Saved data entries
-*-
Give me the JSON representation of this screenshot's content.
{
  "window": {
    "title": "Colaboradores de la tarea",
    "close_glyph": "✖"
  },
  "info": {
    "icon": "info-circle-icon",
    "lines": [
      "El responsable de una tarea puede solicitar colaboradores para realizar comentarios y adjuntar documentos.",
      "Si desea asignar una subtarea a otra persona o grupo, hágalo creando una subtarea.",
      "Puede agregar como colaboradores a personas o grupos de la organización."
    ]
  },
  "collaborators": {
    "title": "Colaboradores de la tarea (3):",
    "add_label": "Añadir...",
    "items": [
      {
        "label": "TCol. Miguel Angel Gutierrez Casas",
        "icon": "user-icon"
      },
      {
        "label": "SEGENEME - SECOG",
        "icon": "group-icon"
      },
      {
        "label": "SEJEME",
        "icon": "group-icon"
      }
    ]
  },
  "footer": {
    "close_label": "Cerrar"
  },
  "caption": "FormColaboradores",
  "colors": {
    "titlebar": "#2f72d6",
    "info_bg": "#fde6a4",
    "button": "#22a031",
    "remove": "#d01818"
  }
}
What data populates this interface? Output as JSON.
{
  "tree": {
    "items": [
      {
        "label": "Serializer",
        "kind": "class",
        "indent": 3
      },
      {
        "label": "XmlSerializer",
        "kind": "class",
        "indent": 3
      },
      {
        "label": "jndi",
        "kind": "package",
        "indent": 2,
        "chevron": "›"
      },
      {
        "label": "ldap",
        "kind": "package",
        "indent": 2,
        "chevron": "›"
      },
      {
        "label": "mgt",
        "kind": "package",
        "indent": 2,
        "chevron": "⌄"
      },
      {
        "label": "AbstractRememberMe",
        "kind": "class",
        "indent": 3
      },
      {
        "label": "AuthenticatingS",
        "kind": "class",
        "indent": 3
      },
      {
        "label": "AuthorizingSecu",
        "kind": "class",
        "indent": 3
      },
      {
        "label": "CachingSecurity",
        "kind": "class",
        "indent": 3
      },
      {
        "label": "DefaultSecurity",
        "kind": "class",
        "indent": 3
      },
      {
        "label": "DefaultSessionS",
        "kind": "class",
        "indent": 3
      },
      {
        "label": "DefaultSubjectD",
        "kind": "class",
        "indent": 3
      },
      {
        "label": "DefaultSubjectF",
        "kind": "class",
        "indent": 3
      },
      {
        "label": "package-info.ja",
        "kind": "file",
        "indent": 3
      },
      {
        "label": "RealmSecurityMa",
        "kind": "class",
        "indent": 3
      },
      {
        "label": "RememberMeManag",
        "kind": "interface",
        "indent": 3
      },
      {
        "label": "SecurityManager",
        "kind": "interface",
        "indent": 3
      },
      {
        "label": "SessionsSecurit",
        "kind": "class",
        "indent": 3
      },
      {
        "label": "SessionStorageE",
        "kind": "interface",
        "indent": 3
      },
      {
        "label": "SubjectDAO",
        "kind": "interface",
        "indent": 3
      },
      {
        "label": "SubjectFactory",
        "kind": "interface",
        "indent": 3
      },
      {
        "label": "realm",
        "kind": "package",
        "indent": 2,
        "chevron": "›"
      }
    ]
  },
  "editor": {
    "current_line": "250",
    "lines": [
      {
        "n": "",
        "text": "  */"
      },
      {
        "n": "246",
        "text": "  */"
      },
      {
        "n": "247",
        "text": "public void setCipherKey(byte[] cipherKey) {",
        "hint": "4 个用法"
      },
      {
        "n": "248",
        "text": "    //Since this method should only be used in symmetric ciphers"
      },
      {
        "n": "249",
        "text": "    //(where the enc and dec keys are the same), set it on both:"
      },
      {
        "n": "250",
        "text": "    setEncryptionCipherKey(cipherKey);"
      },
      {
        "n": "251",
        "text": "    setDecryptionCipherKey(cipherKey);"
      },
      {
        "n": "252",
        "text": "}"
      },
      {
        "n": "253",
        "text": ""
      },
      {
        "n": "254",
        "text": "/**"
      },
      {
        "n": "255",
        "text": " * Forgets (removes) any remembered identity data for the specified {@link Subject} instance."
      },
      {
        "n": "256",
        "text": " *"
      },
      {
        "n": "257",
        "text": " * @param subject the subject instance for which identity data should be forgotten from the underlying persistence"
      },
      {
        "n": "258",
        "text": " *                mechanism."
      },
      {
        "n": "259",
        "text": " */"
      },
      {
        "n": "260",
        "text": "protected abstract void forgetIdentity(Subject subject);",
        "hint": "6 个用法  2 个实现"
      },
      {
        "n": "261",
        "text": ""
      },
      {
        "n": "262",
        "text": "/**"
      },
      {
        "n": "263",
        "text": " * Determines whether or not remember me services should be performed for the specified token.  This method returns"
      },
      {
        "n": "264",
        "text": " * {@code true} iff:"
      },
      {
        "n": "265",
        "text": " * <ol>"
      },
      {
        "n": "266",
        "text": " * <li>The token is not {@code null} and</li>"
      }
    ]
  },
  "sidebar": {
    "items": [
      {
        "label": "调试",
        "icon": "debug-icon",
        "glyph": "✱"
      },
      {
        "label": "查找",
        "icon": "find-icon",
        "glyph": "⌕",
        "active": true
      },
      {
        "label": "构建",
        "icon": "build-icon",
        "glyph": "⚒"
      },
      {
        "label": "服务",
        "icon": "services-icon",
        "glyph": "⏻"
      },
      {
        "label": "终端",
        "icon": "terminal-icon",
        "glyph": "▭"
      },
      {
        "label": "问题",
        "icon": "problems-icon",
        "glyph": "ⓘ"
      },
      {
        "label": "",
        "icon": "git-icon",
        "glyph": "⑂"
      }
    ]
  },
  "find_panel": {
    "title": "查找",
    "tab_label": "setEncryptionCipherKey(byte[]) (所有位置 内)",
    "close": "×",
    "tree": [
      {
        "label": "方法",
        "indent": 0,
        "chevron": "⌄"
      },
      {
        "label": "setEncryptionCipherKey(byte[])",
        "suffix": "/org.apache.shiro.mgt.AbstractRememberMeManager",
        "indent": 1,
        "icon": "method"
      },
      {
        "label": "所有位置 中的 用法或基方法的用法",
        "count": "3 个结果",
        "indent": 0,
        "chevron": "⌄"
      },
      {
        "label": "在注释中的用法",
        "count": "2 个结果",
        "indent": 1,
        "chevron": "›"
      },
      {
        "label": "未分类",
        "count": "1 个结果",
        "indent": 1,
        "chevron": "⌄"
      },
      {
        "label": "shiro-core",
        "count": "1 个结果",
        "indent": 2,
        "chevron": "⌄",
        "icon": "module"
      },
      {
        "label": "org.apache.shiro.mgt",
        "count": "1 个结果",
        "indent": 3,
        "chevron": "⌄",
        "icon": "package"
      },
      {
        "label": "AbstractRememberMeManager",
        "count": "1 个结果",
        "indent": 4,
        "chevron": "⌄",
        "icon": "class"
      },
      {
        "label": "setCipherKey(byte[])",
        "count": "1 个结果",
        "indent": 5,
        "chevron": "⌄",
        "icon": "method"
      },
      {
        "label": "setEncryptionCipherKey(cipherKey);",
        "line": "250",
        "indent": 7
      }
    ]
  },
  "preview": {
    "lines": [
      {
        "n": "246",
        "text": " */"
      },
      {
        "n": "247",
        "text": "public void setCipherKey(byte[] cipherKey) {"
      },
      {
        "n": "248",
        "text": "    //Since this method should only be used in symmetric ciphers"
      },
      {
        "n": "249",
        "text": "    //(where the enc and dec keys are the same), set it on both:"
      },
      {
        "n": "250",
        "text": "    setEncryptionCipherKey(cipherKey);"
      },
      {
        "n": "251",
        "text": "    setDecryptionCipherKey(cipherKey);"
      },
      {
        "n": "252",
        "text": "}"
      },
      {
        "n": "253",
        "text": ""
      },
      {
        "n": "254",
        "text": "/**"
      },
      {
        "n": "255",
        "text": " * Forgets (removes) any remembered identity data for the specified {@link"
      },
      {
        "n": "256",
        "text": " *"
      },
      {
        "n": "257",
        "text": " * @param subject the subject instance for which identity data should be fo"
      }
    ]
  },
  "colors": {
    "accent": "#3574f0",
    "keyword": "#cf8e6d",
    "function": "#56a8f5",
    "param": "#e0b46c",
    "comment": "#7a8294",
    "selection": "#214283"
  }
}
-*-
**What is being asked**
Each line that has the word "setCipherKey" should be copied.

**Correct output**
        "text": "public void setCipherKey(byte[] cipherKey) {",
        "label": "setCipherKey(byte[])",
        "text": "public void setCipherKey(byte[] cipherKey) {"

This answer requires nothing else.